Stated exercise: Extract all of the data and reproduce it precisely.

******

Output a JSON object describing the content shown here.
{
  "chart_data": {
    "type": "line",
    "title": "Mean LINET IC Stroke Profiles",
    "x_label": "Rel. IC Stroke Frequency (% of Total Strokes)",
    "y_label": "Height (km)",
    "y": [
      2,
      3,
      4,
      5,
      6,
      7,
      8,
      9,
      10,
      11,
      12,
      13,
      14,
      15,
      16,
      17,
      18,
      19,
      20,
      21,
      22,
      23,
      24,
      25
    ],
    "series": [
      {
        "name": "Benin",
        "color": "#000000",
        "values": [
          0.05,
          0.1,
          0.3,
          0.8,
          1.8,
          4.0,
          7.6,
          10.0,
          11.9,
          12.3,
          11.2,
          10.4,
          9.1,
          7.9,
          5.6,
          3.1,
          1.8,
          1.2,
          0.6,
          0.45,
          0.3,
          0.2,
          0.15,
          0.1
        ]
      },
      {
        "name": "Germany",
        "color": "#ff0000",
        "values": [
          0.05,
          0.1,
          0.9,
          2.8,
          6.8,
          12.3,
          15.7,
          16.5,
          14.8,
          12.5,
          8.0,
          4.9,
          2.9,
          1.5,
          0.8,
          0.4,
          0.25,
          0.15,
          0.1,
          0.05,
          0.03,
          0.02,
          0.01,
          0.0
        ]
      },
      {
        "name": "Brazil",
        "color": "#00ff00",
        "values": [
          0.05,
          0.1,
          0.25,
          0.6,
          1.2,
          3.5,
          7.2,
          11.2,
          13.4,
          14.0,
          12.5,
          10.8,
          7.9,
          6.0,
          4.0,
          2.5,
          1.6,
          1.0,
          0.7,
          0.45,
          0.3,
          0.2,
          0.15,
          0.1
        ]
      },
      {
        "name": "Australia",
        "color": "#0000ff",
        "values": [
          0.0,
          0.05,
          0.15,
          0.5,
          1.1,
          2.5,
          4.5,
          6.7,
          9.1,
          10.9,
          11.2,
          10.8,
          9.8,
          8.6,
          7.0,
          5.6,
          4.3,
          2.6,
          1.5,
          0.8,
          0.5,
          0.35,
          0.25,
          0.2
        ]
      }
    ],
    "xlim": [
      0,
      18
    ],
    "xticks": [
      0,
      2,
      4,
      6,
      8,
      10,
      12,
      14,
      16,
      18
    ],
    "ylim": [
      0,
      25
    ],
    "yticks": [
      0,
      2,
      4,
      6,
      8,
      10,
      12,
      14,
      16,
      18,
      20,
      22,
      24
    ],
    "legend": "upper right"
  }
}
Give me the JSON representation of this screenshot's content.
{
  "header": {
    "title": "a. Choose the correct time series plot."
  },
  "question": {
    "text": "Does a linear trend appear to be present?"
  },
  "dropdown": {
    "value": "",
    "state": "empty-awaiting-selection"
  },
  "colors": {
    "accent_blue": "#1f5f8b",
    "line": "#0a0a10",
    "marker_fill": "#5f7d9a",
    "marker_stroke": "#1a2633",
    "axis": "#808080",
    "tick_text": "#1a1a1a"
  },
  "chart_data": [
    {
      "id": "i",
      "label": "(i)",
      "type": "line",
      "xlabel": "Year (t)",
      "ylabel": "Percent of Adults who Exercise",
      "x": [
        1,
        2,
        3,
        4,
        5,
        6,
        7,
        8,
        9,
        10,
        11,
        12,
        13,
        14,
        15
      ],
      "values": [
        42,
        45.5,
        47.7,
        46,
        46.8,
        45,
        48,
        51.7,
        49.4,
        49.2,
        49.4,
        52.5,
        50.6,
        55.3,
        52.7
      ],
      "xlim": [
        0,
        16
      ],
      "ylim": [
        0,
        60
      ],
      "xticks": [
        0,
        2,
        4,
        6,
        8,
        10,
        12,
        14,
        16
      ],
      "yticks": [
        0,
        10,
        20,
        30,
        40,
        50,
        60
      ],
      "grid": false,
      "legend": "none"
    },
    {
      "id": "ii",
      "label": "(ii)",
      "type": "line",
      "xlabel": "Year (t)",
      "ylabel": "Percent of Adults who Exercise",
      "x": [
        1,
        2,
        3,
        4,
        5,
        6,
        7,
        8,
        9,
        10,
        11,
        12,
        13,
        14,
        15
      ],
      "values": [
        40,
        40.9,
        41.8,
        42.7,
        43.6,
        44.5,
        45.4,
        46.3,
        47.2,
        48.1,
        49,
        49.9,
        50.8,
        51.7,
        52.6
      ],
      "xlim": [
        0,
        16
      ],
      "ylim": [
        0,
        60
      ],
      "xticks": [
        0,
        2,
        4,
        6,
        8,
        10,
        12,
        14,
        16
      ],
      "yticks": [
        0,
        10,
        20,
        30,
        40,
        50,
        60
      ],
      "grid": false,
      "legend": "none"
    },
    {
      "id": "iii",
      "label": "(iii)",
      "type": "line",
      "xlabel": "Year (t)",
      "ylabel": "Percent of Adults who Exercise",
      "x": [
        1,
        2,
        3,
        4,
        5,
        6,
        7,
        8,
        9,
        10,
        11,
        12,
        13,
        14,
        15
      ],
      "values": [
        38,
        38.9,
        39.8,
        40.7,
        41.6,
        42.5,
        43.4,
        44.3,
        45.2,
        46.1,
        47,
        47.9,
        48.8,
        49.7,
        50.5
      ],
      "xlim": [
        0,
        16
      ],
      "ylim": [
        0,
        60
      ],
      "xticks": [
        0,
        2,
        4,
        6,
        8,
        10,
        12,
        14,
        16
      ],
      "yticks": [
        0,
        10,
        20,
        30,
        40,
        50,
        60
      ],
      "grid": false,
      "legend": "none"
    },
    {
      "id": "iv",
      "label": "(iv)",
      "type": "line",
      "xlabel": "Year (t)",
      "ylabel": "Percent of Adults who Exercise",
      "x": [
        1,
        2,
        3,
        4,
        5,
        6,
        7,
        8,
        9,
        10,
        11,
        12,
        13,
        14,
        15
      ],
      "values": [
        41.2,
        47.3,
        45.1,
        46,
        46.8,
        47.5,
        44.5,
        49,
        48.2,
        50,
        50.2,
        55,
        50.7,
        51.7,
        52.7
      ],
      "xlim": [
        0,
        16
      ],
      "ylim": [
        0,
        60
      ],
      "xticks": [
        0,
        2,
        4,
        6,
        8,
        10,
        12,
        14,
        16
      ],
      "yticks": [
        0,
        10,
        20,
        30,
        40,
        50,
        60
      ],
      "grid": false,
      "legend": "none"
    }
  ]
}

******

Output of the exercise:
Output a JSON object describing the content shown here.
{
  "chart_data": {
    "type": "line",
    "title": "Mean LINET IC Stroke Profiles",
    "x_label": "Rel. IC Stroke Frequency (% of Total Strokes)",
    "y_label": "Height (km)",
    "y": [
      2,
      3,
      4,
      5,
      6,
      7,
      8,
      9,
      10,
      11,
      12,
      13,
      14,
      15,
      16,
      17,
      18,
      19,
      20,
      21,
      22,
      23,
      24,
      25
    ],
    "series": [
      {
        "name": "Benin",
        "color": "#000000",
        "values": [
          0.05,
          0.1,
          0.3,
          0.8,
          1.8,
          4.0,
          7.6,
          10.0,
          11.9,
          12.3,
          11.2,
          10.4,
          9.1,
          7.9,
          5.6,
          3.1,
          1.8,
          1.2,
          0.6,
          0.45,
          0.3,
          0.2,
          0.15,
          0.1
        ]
      },
      {
        "name": "Germany",
        "color": "#ff0000",
        "values": [
          0.05,
          0.1,
          0.9,
          2.8,
          6.8,
          12.3,
          15.7,
          16.5,
          14.8,
          12.5,
          8.0,
          4.9,
          2.9,
          1.5,
          0.8,
          0.4,
          0.25,
          0.15,
          0.1,
          0.05,
          0.03,
          0.02,
          0.01,
          0.0
        ]
      },
      {
        "name": "Brazil",
        "color": "#00ff00",
        "values": [
          0.05,
          0.1,
          0.25,
          0.6,
          1.2,
          3.5,
          7.2,
          11.2,
          13.4,
          14.0,
          12.5,
          10.8,
          7.9,
          6.0,
          4.0,
          2.5,
          1.6,
          1.0,
          0.7,
          0.45,
          0.3,
          0.2,
          0.15,
          0.1
        ]
      },
      {
        "name": "Australia",
        "color": "#0000ff",
        "values": [
          0.0,
          0.05,
          0.15,
          0.5,
          1.1,
          2.5,
          4.5,
          6.7,
          9.1,
          10.9,
          11.2,
          10.8,
          9.8,
          8.6,
          7.0,
          5.6,
          4.3,
          2.6,
          1.5,
          0.8,
          0.5,
          0.35,
          0.25,
          0.2
        ]
      }
    ],
    "xlim": [
      0,
      18
    ],
    "xticks": [
      0,
      2,
      4,
      6,
      8,
      10,
      12,
      14,
      16,
      18
    ],
    "ylim": [
      0,
      25
    ],
    "yticks": [
      0,
      2,
      4,
      6,
      8,
      10,
      12,
      14,
      16,
      18,
      20,
      22,
      24
    ],
    "legend": "upper right"
  }
}
Give me the JSON representation of this screenshot's content.
{
  "header": {
    "title": "a. Choose the correct time series plot."
  },
  "question": {
    "text": "Does a linear trend appear to be present?"
  },
  "dropdown": {
    "value": "",
    "state": "empty-awaiting-selection"
  },
  "colors": {
    "accent_blue": "#1f5f8b",
    "line": "#0a0a10",
    "marker_fill": "#5f7d9a",
    "marker_stroke": "#1a2633",
    "axis": "#808080",
    "tick_text": "#1a1a1a"
  },
  "chart_data": [
    {
      "id": "i",
      "label": "(i)",
      "type": "line",
      "xlabel": "Year (t)",
      "ylabel": "Percent of Adults who Exercise",
      "x": [
        1,
        2,
        3,
        4,
        5,
        6,
        7,
        8,
        9,
        10,
        11,
        12,
        13,
        14,
        15
      ],
      "values": [
        42,
        45.5,
        47.7,
        46,
        46.8,
        45,
        48,
        51.7,
        49.4,
        49.2,
        49.4,
        52.5,
        50.6,
        55.3,
        52.7
      ],
      "xlim": [
        0,
        16
      ],
      "ylim": [
        0,
        60
      ],
      "xticks": [
        0,
        2,
        4,
        6,
        8,
        10,
        12,
        14,
        16
      ],
      "yticks": [
        0,
        10,
        20,
        30,
        40,
        50,
        60
      ],
      "grid": false,
      "legend": "none"
    },
    {
      "id": "ii",
      "label": "(ii)",
      "type": "line",
      "xlabel": "Year (t)",
      "ylabel": "Percent of Adults who Exercise",
      "x": [
        1,
        2,
        3,
        4,
        5,
        6,
        7,
        8,
        9,
        10,
        11,
        12,
        13,
        14,
        15
      ],
      "values": [
        40,
        40.9,
        41.8,
        42.7,
        43.6,
        44.5,
        45.4,
        46.3,
        47.2,
        48.1,
        49,
        49.9,
        50.8,
        51.7,
        52.6
      ],
      "xlim": [
        0,
        16
      ],
      "ylim": [
        0,
        60
      ],
      "xticks": [
        0,
        2,
        4,
        6,
        8,
        10,
        12,
        14,
        16
      ],
      "yticks": [
        0,
        10,
        20,
        30,
        40,
        50,
        60
      ],
      "grid": false,
      "legend": "none"
    },
    {
      "id": "iii",
      "label": "(iii)",
      "type": "line",
      "xlabel": "Year (t)",
      "ylabel": "Percent of Adults who Exercise",
      "x": [
        1,
        2,
        3,
        4,
        5,
        6,
        7,
        8,
        9,
        10,
        11,
        12,
        13,
        14,
        15
      ],
      "values": [
        38,
        38.9,
        39.8,
        40.7,
        41.6,
        42.5,
        43.4,
        44.3,
        45.2,
        46.1,
        47,
        47.9,
        48.8,
        49.7,
        50.5
      ],
      "xlim": [
        0,
        16
      ],
      "ylim": [
        0,
        60
      ],
      "xticks": [
        0,
        2,
        4,
        6,
        8,
        10,
        12,
        14,
        16
      ],
      "yticks": [
        0,
        10,
        20,
        30,
        40,
        50,
        60
      ],
      "grid": false,
      "legend": "none"
    },
    {
      "id": "iv",
      "label": "(iv)",
      "type": "line",
      "xlabel": "Year (t)",
      "ylabel": "Percent of Adults who Exercise",
      "x": [
        1,
        2,
        3,
        4,
        5,
        6,
        7,
        8,
        9,
        10,
        11,
        12,
        13,
        14,
        15
      ],
      "values": [
        41.2,
        47.3,
        45.1,
        46,
        46.8,
        47.5,
        44.5,
        49,
        48.2,
        50,
        50.2,
        55,
        50.7,
        51.7,
        52.7
      ],
      "xlim": [
        0,
        16
      ],
      "ylim": [
        0,
        60
      ],
      "xticks": [
        0,
        2,
        4,
        6,
        8,
        10,
        12,
        14,
        16
      ],
      "yticks": [
        0,
        10,
        20,
        30,
        40,
        50,
        60
      ],
      "grid": false,
      "legend": "none"
    }
  ]
}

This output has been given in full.